- Task objective
Scan the data below for the string "color". Copy every line where it appears.

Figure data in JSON
--------------------------------------------------

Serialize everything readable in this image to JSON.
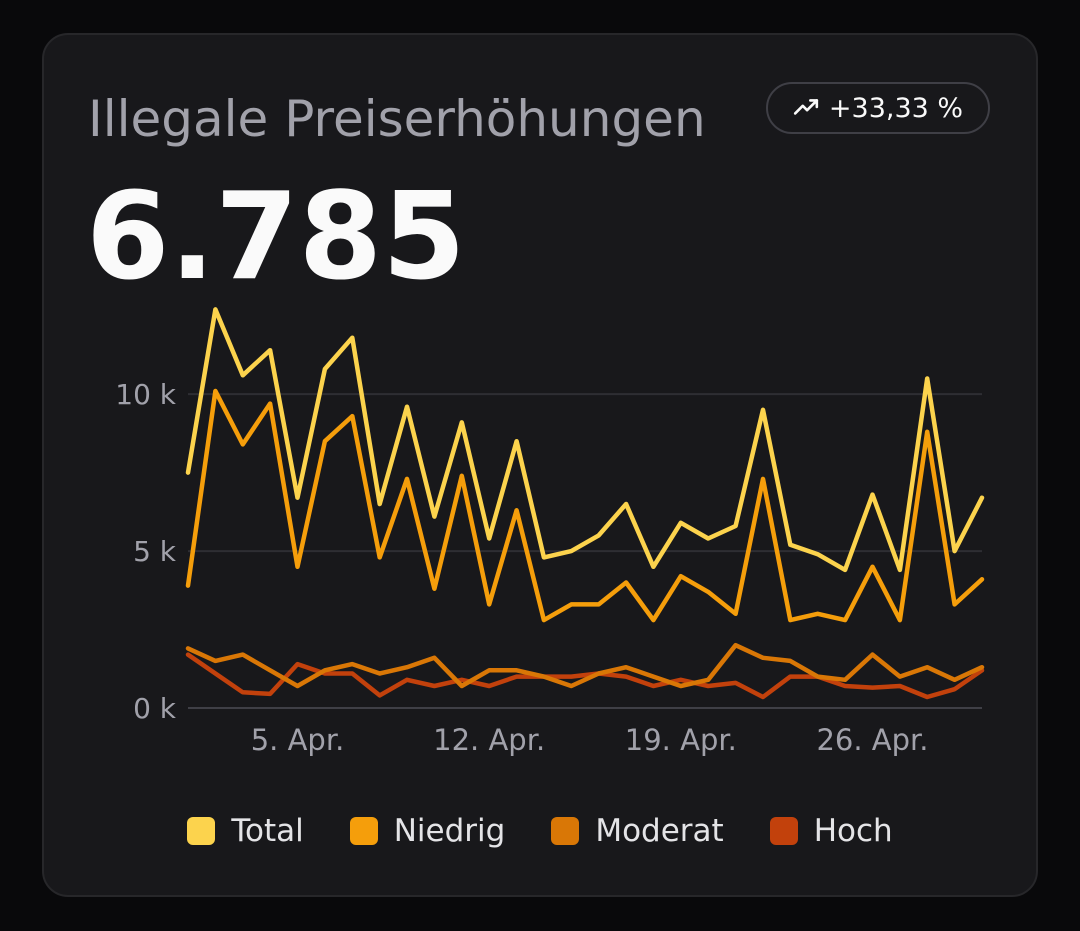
{
  "card": {
    "title": "Illegale Preiserhöhungen",
    "value": "6.785",
    "badge": {
      "icon": "trending-up-icon",
      "text": "+33,33 %"
    }
  },
  "chart_data": {
    "type": "line",
    "x_dates": [
      "1. Apr.",
      "2. Apr.",
      "3. Apr.",
      "4. Apr.",
      "5. Apr.",
      "6. Apr.",
      "7. Apr.",
      "8. Apr.",
      "9. Apr.",
      "10. Apr.",
      "11. Apr.",
      "12. Apr.",
      "13. Apr.",
      "14. Apr.",
      "15. Apr.",
      "16. Apr.",
      "17. Apr.",
      "18. Apr.",
      "19. Apr.",
      "20. Apr.",
      "21. Apr.",
      "22. Apr.",
      "23. Apr.",
      "24. Apr.",
      "25. Apr.",
      "26. Apr.",
      "27. Apr.",
      "28. Apr.",
      "29. Apr.",
      "30. Apr."
    ],
    "x_tick_labels": [
      "5. Apr.",
      "12. Apr.",
      "19. Apr.",
      "26. Apr."
    ],
    "x_tick_positions": [
      "5. Apr.",
      "12. Apr.",
      "19. Apr.",
      "26. Apr."
    ],
    "y_tick_values": [
      0,
      5000,
      10000
    ],
    "y_tick_labels": [
      "0 k",
      "5 k",
      "10 k"
    ],
    "ylim": [
      0,
      13000
    ],
    "grid": true,
    "legend_position": "bottom",
    "series": [
      {
        "name": "Total",
        "color": "#fcd34d",
        "values": [
          7500,
          12700,
          10600,
          11400,
          6700,
          10800,
          11800,
          6500,
          9600,
          6100,
          9100,
          5400,
          8500,
          4800,
          5000,
          5500,
          6500,
          4500,
          5900,
          5400,
          5800,
          9500,
          5200,
          4900,
          4400,
          6800,
          4400,
          10500,
          5000,
          6700
        ]
      },
      {
        "name": "Niedrig",
        "color": "#f59e0b",
        "values": [
          3900,
          10100,
          8400,
          9700,
          4500,
          8500,
          9300,
          4800,
          7300,
          3800,
          7400,
          3300,
          6300,
          2800,
          3300,
          3300,
          4000,
          2800,
          4200,
          3700,
          3000,
          7300,
          2800,
          3000,
          2800,
          4500,
          2800,
          8800,
          3300,
          4100
        ]
      },
      {
        "name": "Moderat",
        "color": "#d97706",
        "values": [
          1900,
          1500,
          1700,
          1200,
          700,
          1200,
          1400,
          1100,
          1300,
          1600,
          700,
          1200,
          1200,
          1000,
          700,
          1100,
          1300,
          1000,
          700,
          900,
          2000,
          1600,
          1500,
          1000,
          900,
          1700,
          1000,
          1300,
          900,
          1300
        ]
      },
      {
        "name": "Hoch",
        "color": "#c2410c",
        "values": [
          1700,
          1100,
          500,
          450,
          1400,
          1100,
          1100,
          400,
          900,
          700,
          900,
          700,
          1000,
          1000,
          1000,
          1100,
          1000,
          700,
          900,
          700,
          800,
          350,
          1000,
          1000,
          700,
          650,
          700,
          350,
          600,
          1200
        ]
      }
    ]
  }
}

--------------------------------------------------

- Answer in full
        "color": "#fcd34d",
        "color": "#f59e0b",
        "color": "#d97706",
        "color": "#c2410c",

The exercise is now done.